__EXCERPTED PASSAGE__:
------------

Grand Slam singles results
- Australian Open: 2R (1953)
- French Open: QF (1953)
- Wimbledon: 4R (1951)

Team competitions
- Davis Cup: F (1961^{Ch})

= Fausto Gardini =

Italian tennis player

Fausto Gardini (8 March 1930 – 17 September 2008) was an Italian tennis player. He was an Italian Davis Cup player and later captain. Gardini had long arms and legs, was renowned for keeping the ball in play and was very determined. "I could not help but admire Gardini because he always tried" said Ken Rosewall. This is how William McHale described Gardini "A stringy, expressive, cavorting clown, Gardini uses the crowd as his personal cheering section". Gardini made his Grand Slam debut at Roland Garros in 1949, where he lost in round three to Eric Sturgess. At Roland Garros in 1951, Gardini lost in the last 16 to Dick Savitt. At Wimbledon Gardini beat Gardnar Mulloy before losing to Frank Sedgman in the last 16. At Roland Garros in 1952, Gardini beat 17 year old Ken Rosewall and Tony Mottram before losing to Jaroslav Drobny in the last 16. At Wimbledon he lost to Straight Clark in round three. At the 1953 Australian championships, Gardini lost in round two to Ian Ayre. At Roland Garros, Gardini reached the quarter finals before losing to Drobny. At Wimbledon he lost in round one to Istvan Sikorski. The highlight of Gardini's career was when he won the title at Rome in 1955, beating Herbert Flam, Enrique Morea and Giuseppe Merlo. In the final Merlo led by two sets to one and had two championship points in the fourth set, but suffered from cramps and was forced to retire at 6–6 in the fourth set. After that, Gardini played less and concentrated on running his family's bakery business. By the early 1960s he was playing mainly in Italian tournaments and Davis Cup.

------------

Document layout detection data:
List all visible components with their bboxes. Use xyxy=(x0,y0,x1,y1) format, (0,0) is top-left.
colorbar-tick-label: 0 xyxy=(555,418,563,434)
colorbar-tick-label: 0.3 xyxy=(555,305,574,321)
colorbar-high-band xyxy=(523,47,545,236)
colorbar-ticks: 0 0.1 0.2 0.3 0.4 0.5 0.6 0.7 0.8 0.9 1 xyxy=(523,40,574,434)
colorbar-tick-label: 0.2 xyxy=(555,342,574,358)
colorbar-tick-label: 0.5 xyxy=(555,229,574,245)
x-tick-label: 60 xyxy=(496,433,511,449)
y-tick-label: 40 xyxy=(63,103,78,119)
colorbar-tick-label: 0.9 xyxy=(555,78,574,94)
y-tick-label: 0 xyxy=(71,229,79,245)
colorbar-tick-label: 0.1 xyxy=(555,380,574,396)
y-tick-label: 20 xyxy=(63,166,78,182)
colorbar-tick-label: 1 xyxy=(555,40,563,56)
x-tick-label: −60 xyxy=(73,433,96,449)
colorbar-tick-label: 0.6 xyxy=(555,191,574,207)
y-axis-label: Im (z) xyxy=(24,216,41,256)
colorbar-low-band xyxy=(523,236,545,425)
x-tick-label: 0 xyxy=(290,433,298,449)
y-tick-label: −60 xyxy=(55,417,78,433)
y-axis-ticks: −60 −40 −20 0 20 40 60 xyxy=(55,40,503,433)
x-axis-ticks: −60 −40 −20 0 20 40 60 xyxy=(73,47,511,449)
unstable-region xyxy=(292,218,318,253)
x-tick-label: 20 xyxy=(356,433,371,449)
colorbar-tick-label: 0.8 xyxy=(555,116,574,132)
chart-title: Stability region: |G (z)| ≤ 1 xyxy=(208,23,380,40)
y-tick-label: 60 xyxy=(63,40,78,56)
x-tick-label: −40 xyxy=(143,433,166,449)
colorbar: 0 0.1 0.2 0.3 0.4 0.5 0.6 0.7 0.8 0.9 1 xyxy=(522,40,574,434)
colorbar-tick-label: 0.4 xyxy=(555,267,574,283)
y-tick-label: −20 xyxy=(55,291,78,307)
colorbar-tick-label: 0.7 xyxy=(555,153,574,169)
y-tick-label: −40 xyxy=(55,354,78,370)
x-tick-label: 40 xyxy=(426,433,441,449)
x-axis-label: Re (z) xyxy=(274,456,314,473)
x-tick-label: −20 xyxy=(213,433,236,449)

------------

__WHAT THE EXERCISE ASKS__: For each statement below, say yes or no as to whether it agrees with the Fausto Gardini passage, and quote the passage's deciding words. (a) Gardini made his Grand Slam debut at Wimbledon in 1949. (b) At Roland Garros in 1952, Gardini beat Ken Rosewall. (c) In the 1955 final at Rome, Merlo retired at 6–6 in the fourth set.

__RESULT FOR THIS EXERCISE__:
(a) No: "Gardini made his Grand Slam debut at Roland Garros in 1949"
(b) Yes: "At Roland Garros in 1952, Gardini beat 17 year old Ken Rosewall"
(c) Yes: "was forced to retire at 6–6 in the fourth set"